Given task — Copy each line below without leaving any out.

Source records:
++++++++++++++++++++
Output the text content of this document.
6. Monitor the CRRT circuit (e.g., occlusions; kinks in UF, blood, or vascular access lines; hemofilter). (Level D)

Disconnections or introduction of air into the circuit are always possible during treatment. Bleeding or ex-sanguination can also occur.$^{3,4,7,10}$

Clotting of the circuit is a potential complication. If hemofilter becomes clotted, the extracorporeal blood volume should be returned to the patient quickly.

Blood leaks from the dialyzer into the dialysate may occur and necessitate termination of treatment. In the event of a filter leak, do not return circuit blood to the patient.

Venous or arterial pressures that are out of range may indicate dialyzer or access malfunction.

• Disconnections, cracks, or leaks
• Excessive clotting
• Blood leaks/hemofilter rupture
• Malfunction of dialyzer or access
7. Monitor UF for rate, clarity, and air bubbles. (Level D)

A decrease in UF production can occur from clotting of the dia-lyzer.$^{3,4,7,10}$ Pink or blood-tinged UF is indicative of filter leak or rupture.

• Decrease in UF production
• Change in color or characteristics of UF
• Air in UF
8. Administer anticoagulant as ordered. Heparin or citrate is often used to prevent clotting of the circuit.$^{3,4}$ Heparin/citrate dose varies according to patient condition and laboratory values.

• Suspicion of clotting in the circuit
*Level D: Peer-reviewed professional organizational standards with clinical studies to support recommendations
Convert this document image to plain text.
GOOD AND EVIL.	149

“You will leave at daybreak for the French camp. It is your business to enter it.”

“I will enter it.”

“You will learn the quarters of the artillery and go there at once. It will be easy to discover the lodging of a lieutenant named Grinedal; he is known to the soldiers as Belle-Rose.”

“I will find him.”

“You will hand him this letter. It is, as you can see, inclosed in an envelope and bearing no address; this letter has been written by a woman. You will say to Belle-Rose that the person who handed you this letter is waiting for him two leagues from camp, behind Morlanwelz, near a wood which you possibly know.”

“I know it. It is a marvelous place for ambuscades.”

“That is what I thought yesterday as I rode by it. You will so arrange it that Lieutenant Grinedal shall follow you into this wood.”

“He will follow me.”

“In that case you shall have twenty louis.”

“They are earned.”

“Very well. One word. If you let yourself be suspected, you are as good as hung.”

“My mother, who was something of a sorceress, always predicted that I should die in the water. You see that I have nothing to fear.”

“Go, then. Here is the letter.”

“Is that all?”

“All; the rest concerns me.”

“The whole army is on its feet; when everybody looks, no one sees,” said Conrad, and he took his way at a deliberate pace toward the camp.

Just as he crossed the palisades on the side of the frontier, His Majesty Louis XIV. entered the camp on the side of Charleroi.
++++++++++++++++++++
Solution to this exercise —
Output the text content of this document.
6. Monitor the CRRT circuit (e.g., occlusions; kinks in UF, blood, or vascular access lines; hemofilter). (Level D)

Disconnections or introduction of air into the circuit are always possible during treatment. Bleeding or ex-sanguination can also occur.$^{3,4,7,10}$

Clotting of the circuit is a potential complication. If hemofilter becomes clotted, the extracorporeal blood volume should be returned to the patient quickly.

Blood leaks from the dialyzer into the dialysate may occur and necessitate termination of treatment. In the event of a filter leak, do not return circuit blood to the patient.

Venous or arterial pressures that are out of range may indicate dialyzer or access malfunction.

• Disconnections, cracks, or leaks
• Excessive clotting
• Blood leaks/hemofilter rupture
• Malfunction of dialyzer or access
7. Monitor UF for rate, clarity, and air bubbles. (Level D)

A decrease in UF production can occur from clotting of the dia-lyzer.$^{3,4,7,10}$ Pink or blood-tinged UF is indicative of filter leak or rupture.

• Decrease in UF production
• Change in color or characteristics of UF
• Air in UF
8. Administer anticoagulant as ordered. Heparin or citrate is often used to prevent clotting of the circuit.$^{3,4}$ Heparin/citrate dose varies according to patient condition and laboratory values.

• Suspicion of clotting in the circuit
*Level D: Peer-reviewed professional organizational standards with clinical studies to support recommendations
Convert this document image to plain text.
GOOD AND EVIL.	149

“You will leave at daybreak for the French camp. It is your business to enter it.”

“I will enter it.”

“You will learn the quarters of the artillery and go there at once. It will be easy to discover the lodging of a lieutenant named Grinedal; he is known to the soldiers as Belle-Rose.”

“I will find him.”

“You will hand him this letter. It is, as you can see, inclosed in an envelope and bearing no address; this letter has been written by a woman. You will say to Belle-Rose that the person who handed you this letter is waiting for him two leagues from camp, behind Morlanwelz, near a wood which you possibly know.”

“I know it. It is a marvelous place for ambuscades.”

“That is what I thought yesterday as I rode by it. You will so arrange it that Lieutenant Grinedal shall follow you into this wood.”

“He will follow me.”

“In that case you shall have twenty louis.”

“They are earned.”

“Very well. One word. If you let yourself be suspected, you are as good as hung.”

“My mother, who was something of a sorceress, always predicted that I should die in the water. You see that I have nothing to fear.”

“Go, then. Here is the letter.”

“Is that all?”

“All; the rest concerns me.”

“The whole army is on its feet; when everybody looks, no one sees,” said Conrad, and he took his way at a deliberate pace toward the camp.

Just as he crossed the palisades on the side of the frontier, His Majesty Louis XIV. entered the camp on the side of Charleroi.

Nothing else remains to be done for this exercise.